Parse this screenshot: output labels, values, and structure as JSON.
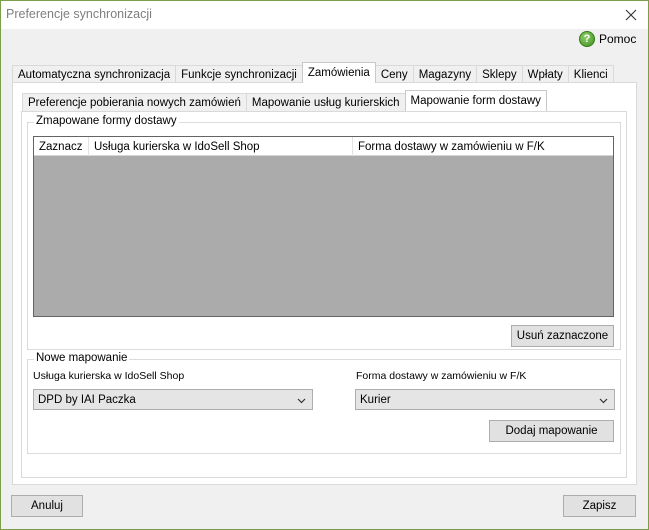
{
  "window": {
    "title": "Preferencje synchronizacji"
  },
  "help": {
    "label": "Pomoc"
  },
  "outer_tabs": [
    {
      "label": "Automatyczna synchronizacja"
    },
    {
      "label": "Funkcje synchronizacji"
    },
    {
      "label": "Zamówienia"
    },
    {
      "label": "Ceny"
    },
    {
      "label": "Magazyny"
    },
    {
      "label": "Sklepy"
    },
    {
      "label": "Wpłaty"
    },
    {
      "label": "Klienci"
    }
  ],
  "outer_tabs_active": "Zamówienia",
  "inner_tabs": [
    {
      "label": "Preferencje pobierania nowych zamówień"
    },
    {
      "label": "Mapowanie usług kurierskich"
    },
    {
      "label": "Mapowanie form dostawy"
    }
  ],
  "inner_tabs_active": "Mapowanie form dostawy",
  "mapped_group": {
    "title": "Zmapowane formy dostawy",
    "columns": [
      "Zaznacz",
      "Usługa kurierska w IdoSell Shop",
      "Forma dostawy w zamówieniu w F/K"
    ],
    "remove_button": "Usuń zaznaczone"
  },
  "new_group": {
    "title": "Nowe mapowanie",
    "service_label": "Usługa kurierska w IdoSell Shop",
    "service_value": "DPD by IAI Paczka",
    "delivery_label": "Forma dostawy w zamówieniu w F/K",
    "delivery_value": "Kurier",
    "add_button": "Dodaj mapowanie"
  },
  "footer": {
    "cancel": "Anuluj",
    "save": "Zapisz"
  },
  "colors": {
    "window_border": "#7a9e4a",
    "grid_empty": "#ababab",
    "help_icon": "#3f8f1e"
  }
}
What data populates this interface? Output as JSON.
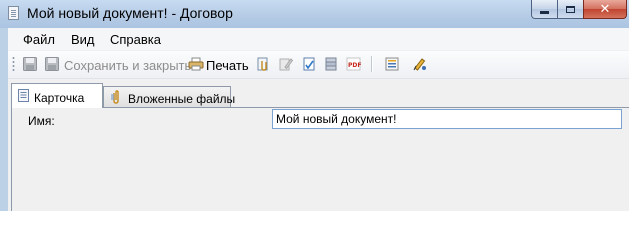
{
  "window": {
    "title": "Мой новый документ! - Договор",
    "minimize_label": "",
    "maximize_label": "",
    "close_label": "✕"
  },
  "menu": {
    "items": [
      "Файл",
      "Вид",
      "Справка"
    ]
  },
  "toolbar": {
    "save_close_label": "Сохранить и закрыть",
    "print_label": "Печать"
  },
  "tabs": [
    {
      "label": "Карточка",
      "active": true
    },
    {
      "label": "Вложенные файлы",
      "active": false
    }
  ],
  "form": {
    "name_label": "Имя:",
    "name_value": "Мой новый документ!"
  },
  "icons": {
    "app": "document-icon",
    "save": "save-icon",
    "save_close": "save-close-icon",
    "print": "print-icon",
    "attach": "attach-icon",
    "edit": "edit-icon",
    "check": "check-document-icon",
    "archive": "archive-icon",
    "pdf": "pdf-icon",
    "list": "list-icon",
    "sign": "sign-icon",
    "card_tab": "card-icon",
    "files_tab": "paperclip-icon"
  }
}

What is expected: Reproduce all of the data exactly; the pictures do not belong in the copy.

Response to the exercise:
Parse this screenshot: output labels, values, and structure as JSON.
{
  "window": {
    "title": "Preferencje synchronizacji"
  },
  "help": {
    "label": "Pomoc"
  },
  "outer_tabs": [
    {
      "label": "Automatyczna synchronizacja"
    },
    {
      "label": "Funkcje synchronizacji"
    },
    {
      "label": "Zamówienia"
    },
    {
      "label": "Ceny"
    },
    {
      "label": "Magazyny"
    },
    {
      "label": "Sklepy"
    },
    {
      "label": "Wpłaty"
    },
    {
      "label": "Klienci"
    }
  ],
  "outer_tabs_active": "Zamówienia",
  "inner_tabs": [
    {
      "label": "Preferencje pobierania nowych zamówień"
    },
    {
      "label": "Mapowanie usług kurierskich"
    },
    {
      "label": "Mapowanie form dostawy"
    }
  ],
  "inner_tabs_active": "Mapowanie form dostawy",
  "mapped_group": {
    "title": "Zmapowane formy dostawy",
    "columns": [
      "Zaznacz",
      "Usługa kurierska w IdoSell Shop",
      "Forma dostawy w zamówieniu w F/K"
    ],
    "remove_button": "Usuń zaznaczone"
  },
  "new_group": {
    "title": "Nowe mapowanie",
    "service_label": "Usługa kurierska w IdoSell Shop",
    "service_value": "DPD by IAI Paczka",
    "delivery_label": "Forma dostawy w zamówieniu w F/K",
    "delivery_value": "Kurier",
    "add_button": "Dodaj mapowanie"
  },
  "footer": {
    "cancel": "Anuluj",
    "save": "Zapisz"
  },
  "colors": {
    "window_border": "#7a9e4a",
    "grid_empty": "#ababab",
    "help_icon": "#3f8f1e"
  }
}
What data populates this interface? Output as JSON.
{
  "window": {
    "title": "Мой новый документ! - Договор",
    "minimize_label": "",
    "maximize_label": "",
    "close_label": "✕"
  },
  "menu": {
    "items": [
      "Файл",
      "Вид",
      "Справка"
    ]
  },
  "toolbar": {
    "save_close_label": "Сохранить и закрыть",
    "print_label": "Печать"
  },
  "tabs": [
    {
      "label": "Карточка",
      "active": true
    },
    {
      "label": "Вложенные файлы",
      "active": false
    }
  ],
  "form": {
    "name_label": "Имя:",
    "name_value": "Мой новый документ!"
  },
  "icons": {
    "app": "document-icon",
    "save": "save-icon",
    "save_close": "save-close-icon",
    "print": "print-icon",
    "attach": "attach-icon",
    "edit": "edit-icon",
    "check": "check-document-icon",
    "archive": "archive-icon",
    "pdf": "pdf-icon",
    "list": "list-icon",
    "sign": "sign-icon",
    "card_tab": "card-icon",
    "files_tab": "paperclip-icon"
  }
}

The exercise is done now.